▶ Exercise instructions:
(1) Answer these from the Javassist Ant task excerpt:
(a) Into what call does Ant turn System.out|err.println calls made by referenced classes?
(b) Which library must be on the classpath?
(c) Which class does JavassistInjectTask extend?
(2) Reproduce, word for word, the stretch of the Javassist Ant task excerpt from "Notice that System.out|err.println" through "output (unless -quiet).".
(3) Pick up the Javassist Ant task code after its last line and keep writing it.

▶ Excerpted passage:
^^^^

Notice that System.out|err.println called by any referenced class are automatically  intercepted by Ant and changed into Task.log(String msg, Project.MSG_INFO) and will be thus included in Ant’s output (unless -quiet).

JavassistInjectTask.java (click it to expand):

package example;

import java.io.File;
import java.util.*;
import javassist.CannotCompileException;
import org.apache.tools.ant.*;
import org.apache.tools.ant.types.*;

/**
 * Invoke PerfmonAopInjector on a set of classes to instrument some
 * methods and calls to some methods.
 * <p>
 * The Javassist library must be on the classpath.
 */
public class JavassistInjectTask extends Task {

    /**
     * The destination of the stream. If <code>null</code>, the system
     * console is used.

^^^^

▶ Source material:
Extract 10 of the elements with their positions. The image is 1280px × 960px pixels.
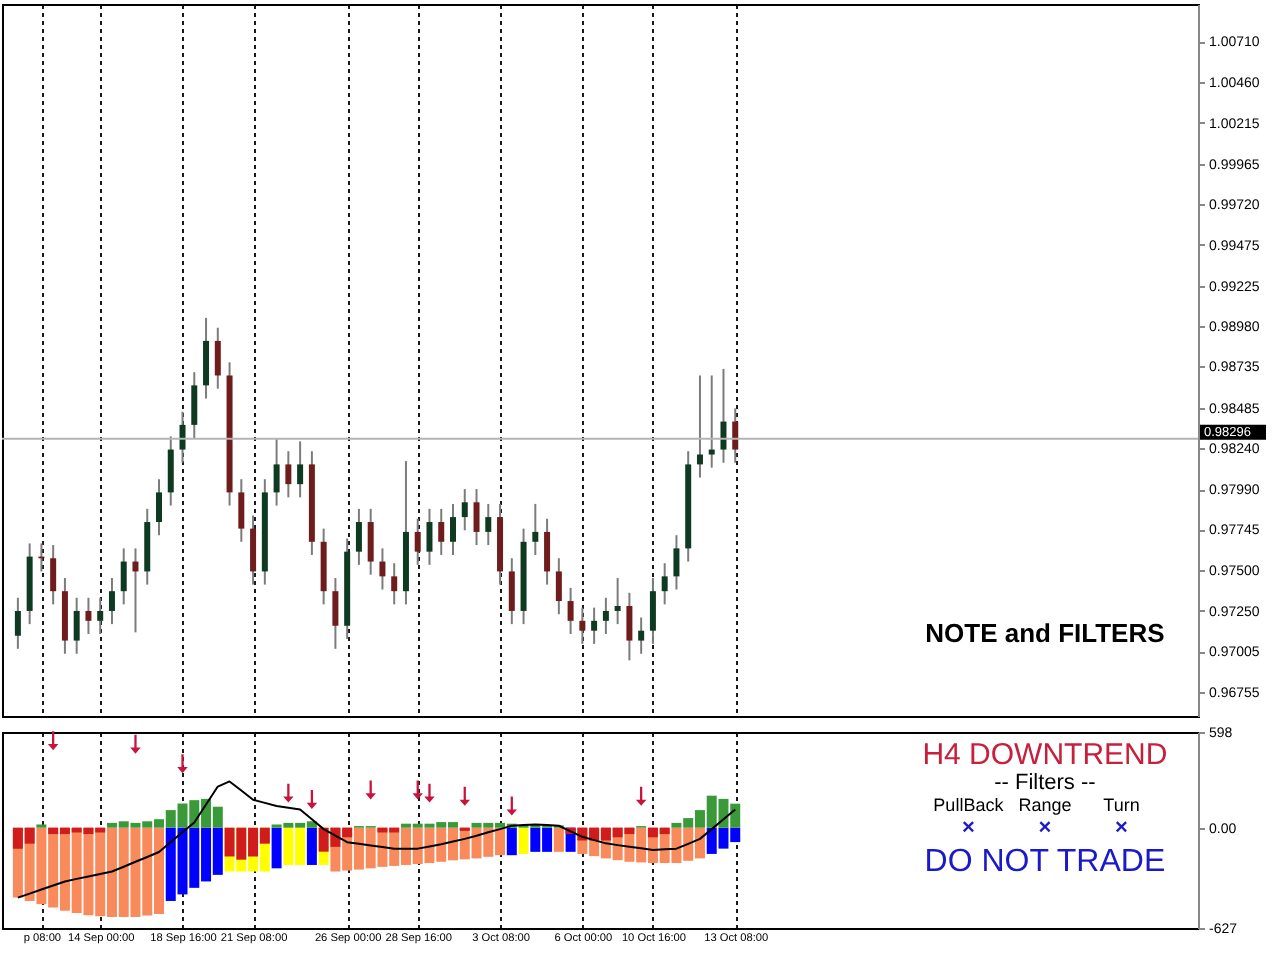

^^^^

▶ Outputs:
(1)
(a) Task.log(String msg, Project.MSG_INFO)
(b) The Javassist library
(c) Task

(2)
Notice that System.out|err.println called by any referenced class are automatically  intercepted by Ant and changed into Task.log(String msg, Project.MSG_INFO) and will be thus included in Ant’s output (unless -quiet).

(3)
     */
    private File outputFolder = new File("instrumented");

    /**
     * Stores a collection of file sets and/or file lists, used to
     * select multiple files for concatenation.
     */
    private Vector inputFilesets = new Vector();

	private int logLevel = PerfmonAopInjector.LOG_INFO;

	private List interceptedExecutions = new LinkedList();
	private List interceptedCalls = new LinkedList();

    /**
     * Sets the destination file, or uses the console if not specified.
     * @param destinationFile the destination file
     */
    public void setOutputFolder(File destinationFile) {
        this.outputFolder = destinationFile;
    }

    /**
     * Set of files to concatenate.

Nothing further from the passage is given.